**Job**
Look through the material below for "guangdong". Copy every line that contains it.
====
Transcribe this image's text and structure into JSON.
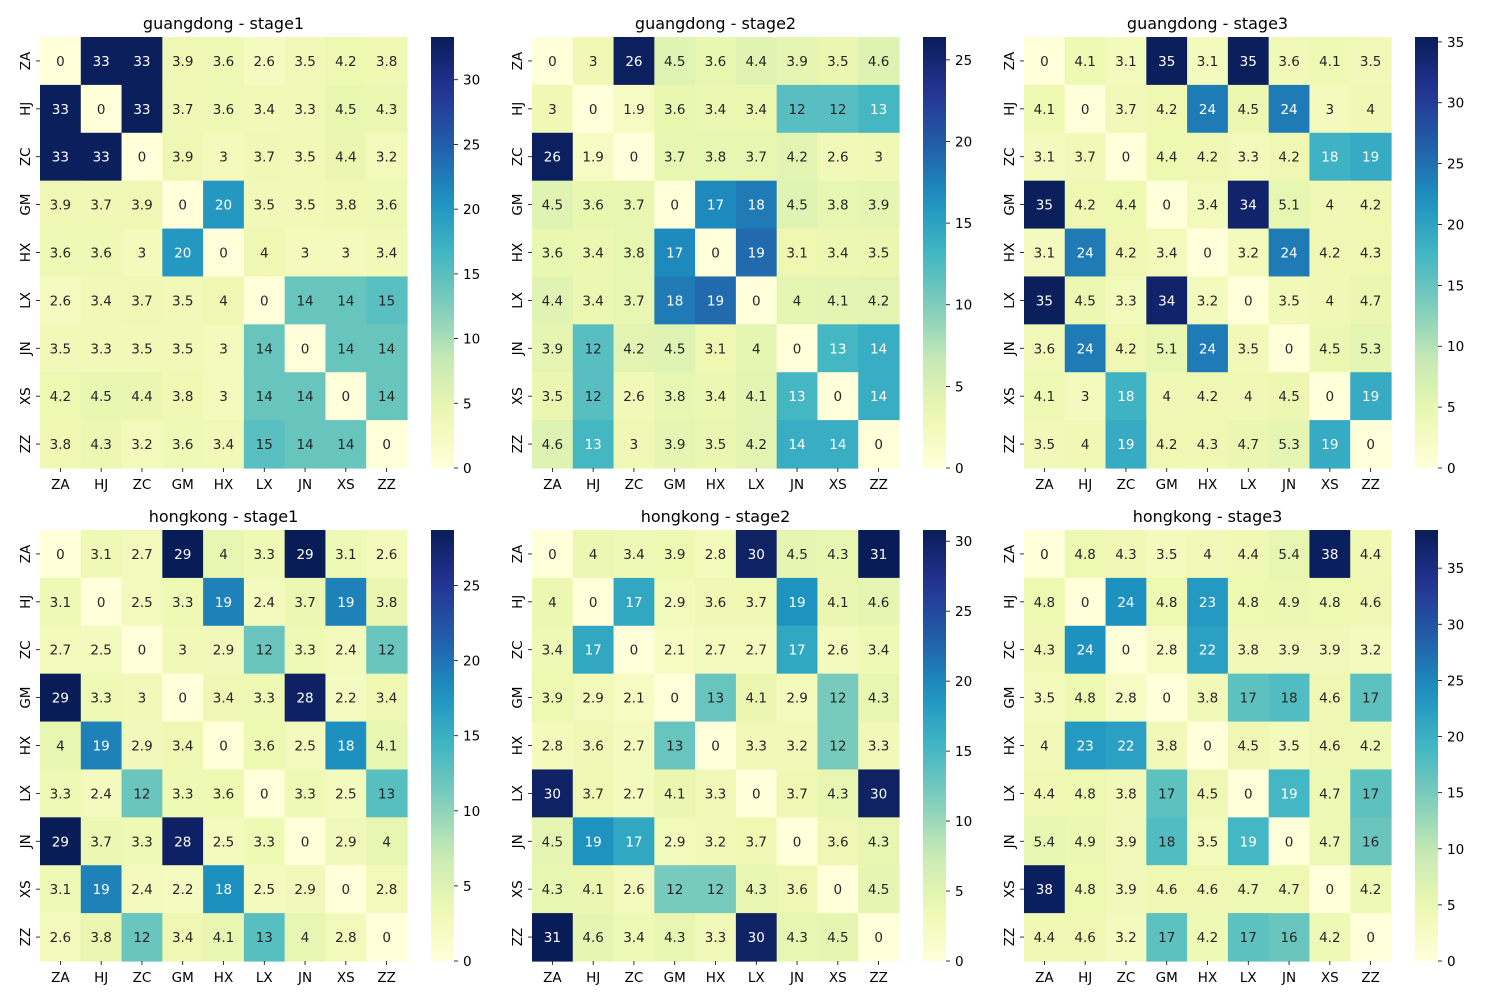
{
  "figure": {
    "colormap": "YlGnBu",
    "colormap_stops": [
      "#ffffd9",
      "#edf8b1",
      "#c7e9b4",
      "#7fcdbb",
      "#41b6c4",
      "#1d91c0",
      "#225ea8",
      "#253494",
      "#081d58"
    ]
  },
  "chart_data": [
    {
      "type": "heatmap",
      "title": "guangdong - stage1",
      "x_categories": [
        "ZA",
        "HJ",
        "ZC",
        "GM",
        "HX",
        "LX",
        "JN",
        "XS",
        "ZZ"
      ],
      "y_categories": [
        "ZA",
        "HJ",
        "ZC",
        "GM",
        "HX",
        "LX",
        "JN",
        "XS",
        "ZZ"
      ],
      "values": [
        [
          0,
          33,
          33,
          3.9,
          3.6,
          2.6,
          3.5,
          4.2,
          3.8
        ],
        [
          33,
          0,
          33,
          3.7,
          3.6,
          3.4,
          3.3,
          4.5,
          4.3
        ],
        [
          33,
          33,
          0,
          3.9,
          3,
          3.7,
          3.5,
          4.4,
          3.2
        ],
        [
          3.9,
          3.7,
          3.9,
          0,
          20,
          3.5,
          3.5,
          3.8,
          3.6
        ],
        [
          3.6,
          3.6,
          3,
          20,
          0,
          4,
          3,
          3,
          3.4
        ],
        [
          2.6,
          3.4,
          3.7,
          3.5,
          4,
          0,
          14,
          14,
          15
        ],
        [
          3.5,
          3.3,
          3.5,
          3.5,
          3,
          14,
          0,
          14,
          14
        ],
        [
          4.2,
          4.5,
          4.4,
          3.8,
          3,
          14,
          14,
          0,
          14
        ],
        [
          3.8,
          4.3,
          3.2,
          3.6,
          3.4,
          15,
          14,
          14,
          0
        ]
      ],
      "vmin": 0,
      "vmax": 33.3,
      "colorbar_ticks": [
        0,
        5,
        10,
        15,
        20,
        25,
        30
      ]
    },
    {
      "type": "heatmap",
      "title": "guangdong - stage2",
      "x_categories": [
        "ZA",
        "HJ",
        "ZC",
        "GM",
        "HX",
        "LX",
        "JN",
        "XS",
        "ZZ"
      ],
      "y_categories": [
        "ZA",
        "HJ",
        "ZC",
        "GM",
        "HX",
        "LX",
        "JN",
        "XS",
        "ZZ"
      ],
      "values": [
        [
          0,
          3,
          26,
          4.5,
          3.6,
          4.4,
          3.9,
          3.5,
          4.6
        ],
        [
          3,
          0,
          1.9,
          3.6,
          3.4,
          3.4,
          12,
          12,
          13
        ],
        [
          26,
          1.9,
          0,
          3.7,
          3.8,
          3.7,
          4.2,
          2.6,
          3
        ],
        [
          4.5,
          3.6,
          3.7,
          0,
          17,
          18,
          4.5,
          3.8,
          3.9
        ],
        [
          3.6,
          3.4,
          3.8,
          17,
          0,
          19,
          3.1,
          3.4,
          3.5
        ],
        [
          4.4,
          3.4,
          3.7,
          18,
          19,
          0,
          4,
          4.1,
          4.2
        ],
        [
          3.9,
          12,
          4.2,
          4.5,
          3.1,
          4,
          0,
          13,
          14
        ],
        [
          3.5,
          12,
          2.6,
          3.8,
          3.4,
          4.1,
          13,
          0,
          14
        ],
        [
          4.6,
          13,
          3,
          3.9,
          3.5,
          4.2,
          14,
          14,
          0
        ]
      ],
      "vmin": 0,
      "vmax": 26.4,
      "colorbar_ticks": [
        0,
        5,
        10,
        15,
        20,
        25
      ]
    },
    {
      "type": "heatmap",
      "title": "guangdong - stage3",
      "x_categories": [
        "ZA",
        "HJ",
        "ZC",
        "GM",
        "HX",
        "LX",
        "JN",
        "XS",
        "ZZ"
      ],
      "y_categories": [
        "ZA",
        "HJ",
        "ZC",
        "GM",
        "HX",
        "LX",
        "JN",
        "XS",
        "ZZ"
      ],
      "values": [
        [
          0,
          4.1,
          3.1,
          35,
          3.1,
          35,
          3.6,
          4.1,
          3.5
        ],
        [
          4.1,
          0,
          3.7,
          4.2,
          24,
          4.5,
          24,
          3,
          4
        ],
        [
          3.1,
          3.7,
          0,
          4.4,
          4.2,
          3.3,
          4.2,
          18,
          19
        ],
        [
          35,
          4.2,
          4.4,
          0,
          3.4,
          34,
          5.1,
          4,
          4.2
        ],
        [
          3.1,
          24,
          4.2,
          3.4,
          0,
          3.2,
          24,
          4.2,
          4.3
        ],
        [
          35,
          4.5,
          3.3,
          34,
          3.2,
          0,
          3.5,
          4,
          4.7
        ],
        [
          3.6,
          24,
          4.2,
          5.1,
          24,
          3.5,
          0,
          4.5,
          5.3
        ],
        [
          4.1,
          3,
          18,
          4,
          4.2,
          4,
          4.5,
          0,
          19
        ],
        [
          3.5,
          4,
          19,
          4.2,
          4.3,
          4.7,
          5.3,
          19,
          0
        ]
      ],
      "vmin": 0,
      "vmax": 35.4,
      "colorbar_ticks": [
        0,
        5,
        10,
        15,
        20,
        25,
        30,
        35
      ]
    },
    {
      "type": "heatmap",
      "title": "hongkong - stage1",
      "x_categories": [
        "ZA",
        "HJ",
        "ZC",
        "GM",
        "HX",
        "LX",
        "JN",
        "XS",
        "ZZ"
      ],
      "y_categories": [
        "ZA",
        "HJ",
        "ZC",
        "GM",
        "HX",
        "LX",
        "JN",
        "XS",
        "ZZ"
      ],
      "values": [
        [
          0,
          3.1,
          2.7,
          29,
          4,
          3.3,
          29,
          3.1,
          2.6
        ],
        [
          3.1,
          0,
          2.5,
          3.3,
          19,
          2.4,
          3.7,
          19,
          3.8
        ],
        [
          2.7,
          2.5,
          0,
          3,
          2.9,
          12,
          3.3,
          2.4,
          12
        ],
        [
          29,
          3.3,
          3,
          0,
          3.4,
          3.3,
          28,
          2.2,
          3.4
        ],
        [
          4,
          19,
          2.9,
          3.4,
          0,
          3.6,
          2.5,
          18,
          4.1
        ],
        [
          3.3,
          2.4,
          12,
          3.3,
          3.6,
          0,
          3.3,
          2.5,
          13
        ],
        [
          29,
          3.7,
          3.3,
          28,
          2.5,
          3.3,
          0,
          2.9,
          4
        ],
        [
          3.1,
          19,
          2.4,
          2.2,
          18,
          2.5,
          2.9,
          0,
          2.8
        ],
        [
          2.6,
          3.8,
          12,
          3.4,
          4.1,
          13,
          4,
          2.8,
          0
        ]
      ],
      "vmin": 0,
      "vmax": 28.7,
      "colorbar_ticks": [
        0,
        5,
        10,
        15,
        20,
        25
      ]
    },
    {
      "type": "heatmap",
      "title": "hongkong - stage2",
      "x_categories": [
        "ZA",
        "HJ",
        "ZC",
        "GM",
        "HX",
        "LX",
        "JN",
        "XS",
        "ZZ"
      ],
      "y_categories": [
        "ZA",
        "HJ",
        "ZC",
        "GM",
        "HX",
        "LX",
        "JN",
        "XS",
        "ZZ"
      ],
      "values": [
        [
          0,
          4,
          3.4,
          3.9,
          2.8,
          30,
          4.5,
          4.3,
          31
        ],
        [
          4,
          0,
          17,
          2.9,
          3.6,
          3.7,
          19,
          4.1,
          4.6
        ],
        [
          3.4,
          17,
          0,
          2.1,
          2.7,
          2.7,
          17,
          2.6,
          3.4
        ],
        [
          3.9,
          2.9,
          2.1,
          0,
          13,
          4.1,
          2.9,
          12,
          4.3
        ],
        [
          2.8,
          3.6,
          2.7,
          13,
          0,
          3.3,
          3.2,
          12,
          3.3
        ],
        [
          30,
          3.7,
          2.7,
          4.1,
          3.3,
          0,
          3.7,
          4.3,
          30
        ],
        [
          4.5,
          19,
          17,
          2.9,
          3.2,
          3.7,
          0,
          3.6,
          4.3
        ],
        [
          4.3,
          4.1,
          2.6,
          12,
          12,
          4.3,
          3.6,
          0,
          4.5
        ],
        [
          31,
          4.6,
          3.4,
          4.3,
          3.3,
          30,
          4.3,
          4.5,
          0
        ]
      ],
      "vmin": 0,
      "vmax": 30.8,
      "colorbar_ticks": [
        0,
        5,
        10,
        15,
        20,
        25,
        30
      ]
    },
    {
      "type": "heatmap",
      "title": "hongkong - stage3",
      "x_categories": [
        "ZA",
        "HJ",
        "ZC",
        "GM",
        "HX",
        "LX",
        "JN",
        "XS",
        "ZZ"
      ],
      "y_categories": [
        "ZA",
        "HJ",
        "ZC",
        "GM",
        "HX",
        "LX",
        "JN",
        "XS",
        "ZZ"
      ],
      "values": [
        [
          0,
          4.8,
          4.3,
          3.5,
          4,
          4.4,
          5.4,
          38,
          4.4
        ],
        [
          4.8,
          0,
          24,
          4.8,
          23,
          4.8,
          4.9,
          4.8,
          4.6
        ],
        [
          4.3,
          24,
          0,
          2.8,
          22,
          3.8,
          3.9,
          3.9,
          3.2
        ],
        [
          3.5,
          4.8,
          2.8,
          0,
          3.8,
          17,
          18,
          4.6,
          17
        ],
        [
          4,
          23,
          22,
          3.8,
          0,
          4.5,
          3.5,
          4.6,
          4.2
        ],
        [
          4.4,
          4.8,
          3.8,
          17,
          4.5,
          0,
          19,
          4.7,
          17
        ],
        [
          5.4,
          4.9,
          3.9,
          18,
          3.5,
          19,
          0,
          4.7,
          16
        ],
        [
          38,
          4.8,
          3.9,
          4.6,
          4.6,
          4.7,
          4.7,
          0,
          4.2
        ],
        [
          4.4,
          4.6,
          3.2,
          17,
          4.2,
          17,
          16,
          4.2,
          0
        ]
      ],
      "vmin": 0,
      "vmax": 38.4,
      "colorbar_ticks": [
        0,
        5,
        10,
        15,
        20,
        25,
        30,
        35
      ]
    }
  ]
}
====
**Expected answer**
      "title": "guangdong - stage1",
      "title": "guangdong - stage2",
      "title": "guangdong - stage3",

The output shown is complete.